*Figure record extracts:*
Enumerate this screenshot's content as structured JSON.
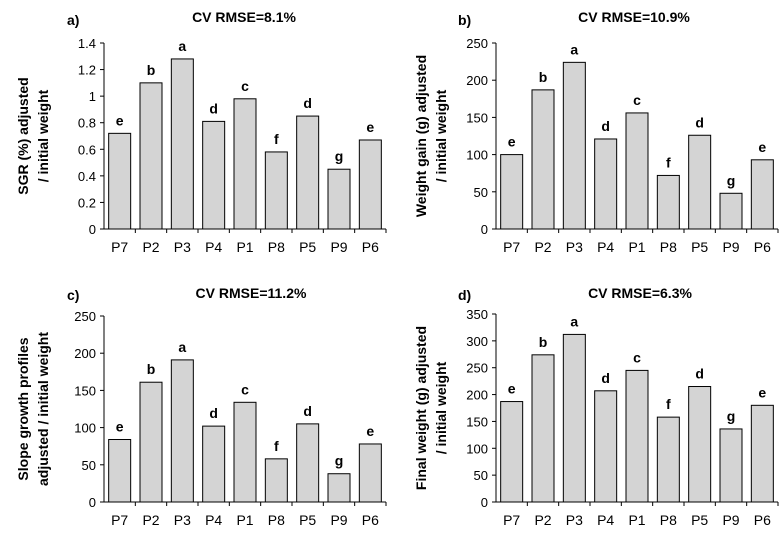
{
  "chart_data": [
    {
      "type": "bar",
      "panel": "a)",
      "title": "CV RMSE=8.1%",
      "ylabel": [
        "SGR (%) adjusted",
        "/ initial weight"
      ],
      "categories": [
        "P7",
        "P2",
        "P3",
        "P4",
        "P1",
        "P8",
        "P5",
        "P9",
        "P6"
      ],
      "values": [
        0.72,
        1.1,
        1.28,
        0.81,
        0.98,
        0.58,
        0.85,
        0.45,
        0.67
      ],
      "letters": [
        "e",
        "b",
        "a",
        "d",
        "c",
        "f",
        "d",
        "g",
        "e"
      ],
      "ylim": [
        0,
        1.4
      ],
      "yticks": [
        "0",
        "0.2",
        "0.4",
        "0.6",
        "0.8",
        "1",
        "1.2",
        "1.4"
      ],
      "yticks_values": [
        0,
        0.2,
        0.4,
        0.6,
        0.8,
        1.0,
        1.2,
        1.4
      ],
      "grid": false
    },
    {
      "type": "bar",
      "panel": "b)",
      "title": "CV RMSE=10.9%",
      "ylabel": [
        "Weight gain (g) adjusted",
        "/ initial weight"
      ],
      "categories": [
        "P7",
        "P2",
        "P3",
        "P4",
        "P1",
        "P8",
        "P5",
        "P9",
        "P6"
      ],
      "values": [
        100,
        187,
        224,
        121,
        156,
        72,
        126,
        48,
        93
      ],
      "letters": [
        "e",
        "b",
        "a",
        "d",
        "c",
        "f",
        "d",
        "g",
        "e"
      ],
      "ylim": [
        0,
        250
      ],
      "yticks": [
        "0",
        "50",
        "100",
        "150",
        "200",
        "250"
      ],
      "yticks_values": [
        0,
        50,
        100,
        150,
        200,
        250
      ],
      "grid": false
    },
    {
      "type": "bar",
      "panel": "c)",
      "title": "CV RMSE=11.2%",
      "ylabel": [
        "Slope growth profiles",
        "adjusted / initial weight"
      ],
      "categories": [
        "P7",
        "P2",
        "P3",
        "P4",
        "P1",
        "P8",
        "P5",
        "P9",
        "P6"
      ],
      "values": [
        84,
        161,
        191,
        102,
        134,
        58,
        105,
        38,
        78
      ],
      "letters": [
        "e",
        "b",
        "a",
        "d",
        "c",
        "f",
        "d",
        "g",
        "e"
      ],
      "ylim": [
        0,
        250
      ],
      "yticks": [
        "0",
        "50",
        "100",
        "150",
        "200",
        "250"
      ],
      "yticks_values": [
        0,
        50,
        100,
        150,
        200,
        250
      ],
      "grid": false
    },
    {
      "type": "bar",
      "panel": "d)",
      "title": "CV RMSE=6.3%",
      "ylabel": [
        "Final weight (g) adjusted",
        "/ initial weight"
      ],
      "categories": [
        "P7",
        "P2",
        "P3",
        "P4",
        "P1",
        "P8",
        "P5",
        "P9",
        "P6"
      ],
      "values": [
        187,
        274,
        312,
        207,
        245,
        158,
        215,
        136,
        180
      ],
      "letters": [
        "e",
        "b",
        "a",
        "d",
        "c",
        "f",
        "d",
        "g",
        "e"
      ],
      "ylim": [
        0,
        350
      ],
      "yticks": [
        "0",
        "50",
        "100",
        "150",
        "200",
        "250",
        "300",
        "350"
      ],
      "yticks_values": [
        0,
        50,
        100,
        150,
        200,
        250,
        300,
        350
      ],
      "grid": false
    }
  ]
}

*WHAT YOU SHOULD DO:* An exact transcription of all the entries is required, without the pictures.

*EXERCISE RESPONSE:*
Enumerate this screenshot's content as structured JSON.
{
  "chart_data": [
    {
      "type": "bar",
      "panel": "a)",
      "title": "CV RMSE=8.1%",
      "ylabel": [
        "SGR (%) adjusted",
        "/ initial weight"
      ],
      "categories": [
        "P7",
        "P2",
        "P3",
        "P4",
        "P1",
        "P8",
        "P5",
        "P9",
        "P6"
      ],
      "values": [
        0.72,
        1.1,
        1.28,
        0.81,
        0.98,
        0.58,
        0.85,
        0.45,
        0.67
      ],
      "letters": [
        "e",
        "b",
        "a",
        "d",
        "c",
        "f",
        "d",
        "g",
        "e"
      ],
      "ylim": [
        0,
        1.4
      ],
      "yticks": [
        "0",
        "0.2",
        "0.4",
        "0.6",
        "0.8",
        "1",
        "1.2",
        "1.4"
      ],
      "yticks_values": [
        0,
        0.2,
        0.4,
        0.6,
        0.8,
        1.0,
        1.2,
        1.4
      ],
      "grid": false
    },
    {
      "type": "bar",
      "panel": "b)",
      "title": "CV RMSE=10.9%",
      "ylabel": [
        "Weight gain (g) adjusted",
        "/ initial weight"
      ],
      "categories": [
        "P7",
        "P2",
        "P3",
        "P4",
        "P1",
        "P8",
        "P5",
        "P9",
        "P6"
      ],
      "values": [
        100,
        187,
        224,
        121,
        156,
        72,
        126,
        48,
        93
      ],
      "letters": [
        "e",
        "b",
        "a",
        "d",
        "c",
        "f",
        "d",
        "g",
        "e"
      ],
      "ylim": [
        0,
        250
      ],
      "yticks": [
        "0",
        "50",
        "100",
        "150",
        "200",
        "250"
      ],
      "yticks_values": [
        0,
        50,
        100,
        150,
        200,
        250
      ],
      "grid": false
    },
    {
      "type": "bar",
      "panel": "c)",
      "title": "CV RMSE=11.2%",
      "ylabel": [
        "Slope growth profiles",
        "adjusted / initial weight"
      ],
      "categories": [
        "P7",
        "P2",
        "P3",
        "P4",
        "P1",
        "P8",
        "P5",
        "P9",
        "P6"
      ],
      "values": [
        84,
        161,
        191,
        102,
        134,
        58,
        105,
        38,
        78
      ],
      "letters": [
        "e",
        "b",
        "a",
        "d",
        "c",
        "f",
        "d",
        "g",
        "e"
      ],
      "ylim": [
        0,
        250
      ],
      "yticks": [
        "0",
        "50",
        "100",
        "150",
        "200",
        "250"
      ],
      "yticks_values": [
        0,
        50,
        100,
        150,
        200,
        250
      ],
      "grid": false
    },
    {
      "type": "bar",
      "panel": "d)",
      "title": "CV RMSE=6.3%",
      "ylabel": [
        "Final weight (g) adjusted",
        "/ initial weight"
      ],
      "categories": [
        "P7",
        "P2",
        "P3",
        "P4",
        "P1",
        "P8",
        "P5",
        "P9",
        "P6"
      ],
      "values": [
        187,
        274,
        312,
        207,
        245,
        158,
        215,
        136,
        180
      ],
      "letters": [
        "e",
        "b",
        "a",
        "d",
        "c",
        "f",
        "d",
        "g",
        "e"
      ],
      "ylim": [
        0,
        350
      ],
      "yticks": [
        "0",
        "50",
        "100",
        "150",
        "200",
        "250",
        "300",
        "350"
      ],
      "yticks_values": [
        0,
        50,
        100,
        150,
        200,
        250,
        300,
        350
      ],
      "grid": false
    }
  ]
}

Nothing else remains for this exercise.